### Things to do:
**A.** In the article on school learning options in Dubai, reproduce word for word the part from "The confirmation comes" up to and including "who request it.".
**B.** Answer these questions using the article on school learning options in Dubai:
(i) Which Abu Dhabi body allowed its schools to opt for distance learning during the upcoming term?
(ii) What did Mohammad Ali Kottakkulam call the move?
(iii) What share of on-site education will GEMS FirstPoint School – The Villa offer to all year groups?
**C.** Continue the article on school learning options in Dubai from the point where it stops.

### Passage provided:
──────

The confirmation comes after Abu Dhabi's Department of Education and Knowledge in Abu Dhabi (ADEK) allowed its schools to opt for distance learning during the upcoming school term.
Blended learning model will offer multiple options: Schools
Head teachers in Dubai explained their readiness “on all fronts”. Matthew Tompkins, Principal/CEO, GEMS FirstPoint School – The Villa, said: “We will be offering 100 per cent on-site education to all year groups in a blended learning scenario. In line with the KHDA directives, we will also be offering a 100 per cent distance learning option for all children and students for those parents and families who request it.
“We understand that some parents prefer to keep their children at home for a little longer and we will fully support these families. We will ensure their curriculum is in line with that of the children in school. And whatever option families choose, both will have the same learning commitment every day.”
Mohammad Ali Kottakkulam, Principal, Gulf Indian High School Dubai, called the move a “welcome step”. “Some parents of students in lower grades had requested for continuation of smart learning due to safety concerns. We can assure that all safety measures are in place at our school and buses as required as per the protocol. But we also want to ensure the confidence of parents in sending their wards to school in a safe environment.”
Punit MK Vasu, CEO, The Indian High Group of Schools, said: they will offer “all our learners an opportunity to choose what mode they prefer as per their individual needs and specific requirements”.
Many educators expressed their inclination to open schools and restart campus learning but underlined they respected the government decision.

──────

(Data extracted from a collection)
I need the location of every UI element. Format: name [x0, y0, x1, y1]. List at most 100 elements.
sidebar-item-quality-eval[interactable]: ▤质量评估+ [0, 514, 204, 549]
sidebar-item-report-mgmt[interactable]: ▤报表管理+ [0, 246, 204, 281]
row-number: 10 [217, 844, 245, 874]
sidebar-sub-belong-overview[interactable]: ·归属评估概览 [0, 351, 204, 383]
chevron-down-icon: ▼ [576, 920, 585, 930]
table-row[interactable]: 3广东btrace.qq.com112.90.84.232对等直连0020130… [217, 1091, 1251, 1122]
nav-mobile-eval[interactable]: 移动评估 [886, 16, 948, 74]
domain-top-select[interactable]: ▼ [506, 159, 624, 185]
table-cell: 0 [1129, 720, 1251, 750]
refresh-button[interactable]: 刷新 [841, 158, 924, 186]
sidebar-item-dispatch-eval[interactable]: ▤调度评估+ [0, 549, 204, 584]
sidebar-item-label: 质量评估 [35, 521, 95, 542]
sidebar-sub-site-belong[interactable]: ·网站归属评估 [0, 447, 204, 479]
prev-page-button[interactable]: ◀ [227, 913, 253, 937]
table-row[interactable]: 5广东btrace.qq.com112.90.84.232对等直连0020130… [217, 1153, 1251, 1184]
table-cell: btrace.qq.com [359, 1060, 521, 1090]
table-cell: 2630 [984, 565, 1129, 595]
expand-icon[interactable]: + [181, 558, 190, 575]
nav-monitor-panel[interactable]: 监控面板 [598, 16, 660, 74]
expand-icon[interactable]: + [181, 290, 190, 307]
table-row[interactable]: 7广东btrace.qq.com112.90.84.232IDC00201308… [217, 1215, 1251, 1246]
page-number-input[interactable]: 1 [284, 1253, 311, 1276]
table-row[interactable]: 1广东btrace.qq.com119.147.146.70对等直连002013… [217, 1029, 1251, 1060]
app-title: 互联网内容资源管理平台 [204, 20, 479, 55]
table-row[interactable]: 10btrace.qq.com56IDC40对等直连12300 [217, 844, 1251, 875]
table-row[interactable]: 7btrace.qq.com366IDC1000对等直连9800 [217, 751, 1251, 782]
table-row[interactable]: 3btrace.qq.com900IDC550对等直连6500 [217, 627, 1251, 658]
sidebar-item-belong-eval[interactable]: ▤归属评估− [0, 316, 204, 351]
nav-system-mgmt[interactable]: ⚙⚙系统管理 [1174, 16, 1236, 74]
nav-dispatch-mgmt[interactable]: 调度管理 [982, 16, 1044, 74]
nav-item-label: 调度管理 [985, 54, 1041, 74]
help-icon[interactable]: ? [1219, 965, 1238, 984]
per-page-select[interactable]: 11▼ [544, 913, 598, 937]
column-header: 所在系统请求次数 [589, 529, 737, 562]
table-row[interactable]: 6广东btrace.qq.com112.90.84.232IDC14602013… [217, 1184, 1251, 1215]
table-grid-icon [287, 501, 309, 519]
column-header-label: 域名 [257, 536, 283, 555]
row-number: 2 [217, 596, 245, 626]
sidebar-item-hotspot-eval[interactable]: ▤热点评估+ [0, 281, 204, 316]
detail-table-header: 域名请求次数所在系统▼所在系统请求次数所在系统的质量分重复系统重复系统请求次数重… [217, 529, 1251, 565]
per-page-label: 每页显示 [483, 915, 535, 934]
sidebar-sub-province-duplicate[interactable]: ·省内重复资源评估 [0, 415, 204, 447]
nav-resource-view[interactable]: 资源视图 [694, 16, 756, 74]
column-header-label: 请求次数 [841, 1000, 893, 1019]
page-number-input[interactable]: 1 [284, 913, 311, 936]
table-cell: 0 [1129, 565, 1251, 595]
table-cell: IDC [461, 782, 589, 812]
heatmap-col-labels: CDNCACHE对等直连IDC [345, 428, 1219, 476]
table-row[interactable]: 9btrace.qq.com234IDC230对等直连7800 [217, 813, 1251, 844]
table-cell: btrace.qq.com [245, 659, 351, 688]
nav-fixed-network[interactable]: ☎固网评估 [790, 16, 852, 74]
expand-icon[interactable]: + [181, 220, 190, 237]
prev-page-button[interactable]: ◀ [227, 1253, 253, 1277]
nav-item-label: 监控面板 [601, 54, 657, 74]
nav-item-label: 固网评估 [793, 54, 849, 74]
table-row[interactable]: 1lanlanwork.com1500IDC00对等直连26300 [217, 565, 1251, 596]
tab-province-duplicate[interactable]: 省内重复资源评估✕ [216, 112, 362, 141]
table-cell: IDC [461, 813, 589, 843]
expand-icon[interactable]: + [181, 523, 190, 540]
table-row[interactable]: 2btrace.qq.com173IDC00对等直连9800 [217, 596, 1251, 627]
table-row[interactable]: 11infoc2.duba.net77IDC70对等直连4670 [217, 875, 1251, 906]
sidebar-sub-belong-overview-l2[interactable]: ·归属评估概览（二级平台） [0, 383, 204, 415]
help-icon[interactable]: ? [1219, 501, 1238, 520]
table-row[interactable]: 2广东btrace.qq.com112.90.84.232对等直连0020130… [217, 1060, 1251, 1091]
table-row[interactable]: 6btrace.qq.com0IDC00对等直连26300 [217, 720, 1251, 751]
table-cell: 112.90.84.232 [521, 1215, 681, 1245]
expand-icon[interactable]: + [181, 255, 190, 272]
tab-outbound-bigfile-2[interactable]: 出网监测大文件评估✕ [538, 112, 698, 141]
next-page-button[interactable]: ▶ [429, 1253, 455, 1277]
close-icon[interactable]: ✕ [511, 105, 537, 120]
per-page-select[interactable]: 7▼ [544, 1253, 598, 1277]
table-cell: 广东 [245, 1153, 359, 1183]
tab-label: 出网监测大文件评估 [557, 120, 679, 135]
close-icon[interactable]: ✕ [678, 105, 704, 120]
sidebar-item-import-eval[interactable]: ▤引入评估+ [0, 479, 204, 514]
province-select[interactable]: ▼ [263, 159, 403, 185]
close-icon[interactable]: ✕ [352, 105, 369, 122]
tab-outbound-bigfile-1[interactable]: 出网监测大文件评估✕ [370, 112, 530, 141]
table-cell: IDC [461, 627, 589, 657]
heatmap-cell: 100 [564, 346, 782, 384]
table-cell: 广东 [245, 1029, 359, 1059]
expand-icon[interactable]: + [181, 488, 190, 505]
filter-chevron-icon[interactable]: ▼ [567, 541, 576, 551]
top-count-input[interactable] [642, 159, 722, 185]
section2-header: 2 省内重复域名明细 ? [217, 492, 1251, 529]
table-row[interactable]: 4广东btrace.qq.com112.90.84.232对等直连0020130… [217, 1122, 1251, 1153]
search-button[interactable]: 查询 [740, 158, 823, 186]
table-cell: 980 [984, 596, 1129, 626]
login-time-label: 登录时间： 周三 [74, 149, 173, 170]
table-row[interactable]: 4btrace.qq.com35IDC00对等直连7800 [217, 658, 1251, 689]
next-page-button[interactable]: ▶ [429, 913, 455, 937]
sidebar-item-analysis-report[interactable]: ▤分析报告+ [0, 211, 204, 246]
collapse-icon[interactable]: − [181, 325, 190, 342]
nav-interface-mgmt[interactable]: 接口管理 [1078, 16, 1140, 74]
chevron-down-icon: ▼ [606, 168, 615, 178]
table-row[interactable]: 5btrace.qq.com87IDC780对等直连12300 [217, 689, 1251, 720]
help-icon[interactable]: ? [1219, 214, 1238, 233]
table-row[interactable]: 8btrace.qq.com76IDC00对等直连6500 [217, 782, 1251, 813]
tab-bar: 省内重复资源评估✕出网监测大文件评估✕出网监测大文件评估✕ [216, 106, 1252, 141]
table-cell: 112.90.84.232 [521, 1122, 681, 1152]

──────

### Responses in order:
**A.**
The confirmation comes after Abu Dhabi's Department of Education and Knowledge in Abu Dhabi (ADEK) allowed its schools to opt for distance learning during the upcoming school term.
Blended learning model will offer multiple options: Schools
Head teachers in Dubai explained their readiness “on all fronts”. Matthew Tompkins, Principal/CEO, GEMS FirstPoint School – The Villa, said: “We will be offering 100 per cent on-site education to all year groups in a blended learning scenario. In line with the KHDA directives, we will also be offering a 100 per cent distance learning option for all children and students for those parents and families who request it.

**B.**
(i) The Department of Education and Knowledge (ADEK).
(ii) A "welcome step."
(iii) 100 per cent.

**C.**
Alan Williamson, CEO, Taaleem, said: “We know from feedback that the vast majority of Taaleem parents will welcome the news of a return to an onsite resumption of education. However, our schools will offer distance learning to children who are unwell, unable to come into school or for whom their parents would prefer them to stay at home.”
No limit to number of kids who can opt for e-learning
Deepika Thapar Singh, CEO-Principal of Credence High School, said the school would follow a “blended learning approach” where parents are given the option to choose the mode they want for their kids. “Parents have been given the complete freedom in opting the method of learning as per their convenience and we will honour whatever the parent chooses. There is no limit to the number of students that can opt for e-learning.”
There wouldn’t be any difference when it comes to quality of education offered, Shaadi Hasan, head of administration and academic support, BEAM schools, said. “It will include quality live lessons and a number of pre-recorded sessions and online resources for students to review independently.”